(What to do) Output all entries verbatim. Skip pictures.

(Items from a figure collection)
---

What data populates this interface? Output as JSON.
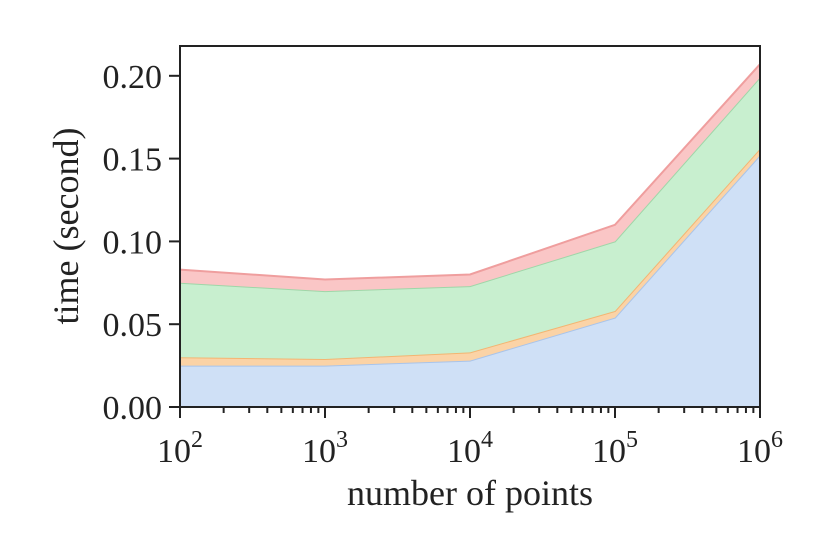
{
  "chart_data": {
    "type": "area",
    "stacked": true,
    "xscale": "log",
    "x": [
      100,
      1000,
      10000,
      100000,
      1000000
    ],
    "xticks": [
      {
        "value": 100,
        "base": "10",
        "exp": "2"
      },
      {
        "value": 1000,
        "base": "10",
        "exp": "3"
      },
      {
        "value": 10000,
        "base": "10",
        "exp": "4"
      },
      {
        "value": 100000,
        "base": "10",
        "exp": "5"
      },
      {
        "value": 1000000,
        "base": "10",
        "exp": "6"
      }
    ],
    "yticks": [
      "0.00",
      "0.05",
      "0.10",
      "0.15",
      "0.20"
    ],
    "xlabel": "number of points",
    "ylabel": "time (second)",
    "xlim": [
      100,
      1000000
    ],
    "ylim": [
      0,
      0.218
    ],
    "grid": false,
    "series": [
      {
        "values": [
          0.025,
          0.025,
          0.028,
          0.054,
          0.152
        ],
        "fill": "#cfe0f6",
        "stroke": "#a9c4ea"
      },
      {
        "values": [
          0.005,
          0.004,
          0.005,
          0.004,
          0.004
        ],
        "fill": "#fbd3a6",
        "stroke": "#f3b572"
      },
      {
        "values": [
          0.045,
          0.041,
          0.04,
          0.042,
          0.043
        ],
        "fill": "#c8efcf",
        "stroke": "#9fd6a8"
      },
      {
        "values": [
          0.008,
          0.007,
          0.007,
          0.01,
          0.008
        ],
        "fill": "#fac6c6",
        "stroke": "#ef9e9e"
      }
    ]
  }
}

---

(Full output)
What data populates this interface? Output as JSON.
{
  "chart_data": {
    "type": "area",
    "stacked": true,
    "xscale": "log",
    "x": [
      100,
      1000,
      10000,
      100000,
      1000000
    ],
    "xticks": [
      {
        "value": 100,
        "base": "10",
        "exp": "2"
      },
      {
        "value": 1000,
        "base": "10",
        "exp": "3"
      },
      {
        "value": 10000,
        "base": "10",
        "exp": "4"
      },
      {
        "value": 100000,
        "base": "10",
        "exp": "5"
      },
      {
        "value": 1000000,
        "base": "10",
        "exp": "6"
      }
    ],
    "yticks": [
      "0.00",
      "0.05",
      "0.10",
      "0.15",
      "0.20"
    ],
    "xlabel": "number of points",
    "ylabel": "time (second)",
    "xlim": [
      100,
      1000000
    ],
    "ylim": [
      0,
      0.218
    ],
    "grid": false,
    "series": [
      {
        "values": [
          0.025,
          0.025,
          0.028,
          0.054,
          0.152
        ],
        "fill": "#cfe0f6",
        "stroke": "#a9c4ea"
      },
      {
        "values": [
          0.005,
          0.004,
          0.005,
          0.004,
          0.004
        ],
        "fill": "#fbd3a6",
        "stroke": "#f3b572"
      },
      {
        "values": [
          0.045,
          0.041,
          0.04,
          0.042,
          0.043
        ],
        "fill": "#c8efcf",
        "stroke": "#9fd6a8"
      },
      {
        "values": [
          0.008,
          0.007,
          0.007,
          0.01,
          0.008
        ],
        "fill": "#fac6c6",
        "stroke": "#ef9e9e"
      }
    ]
  }
}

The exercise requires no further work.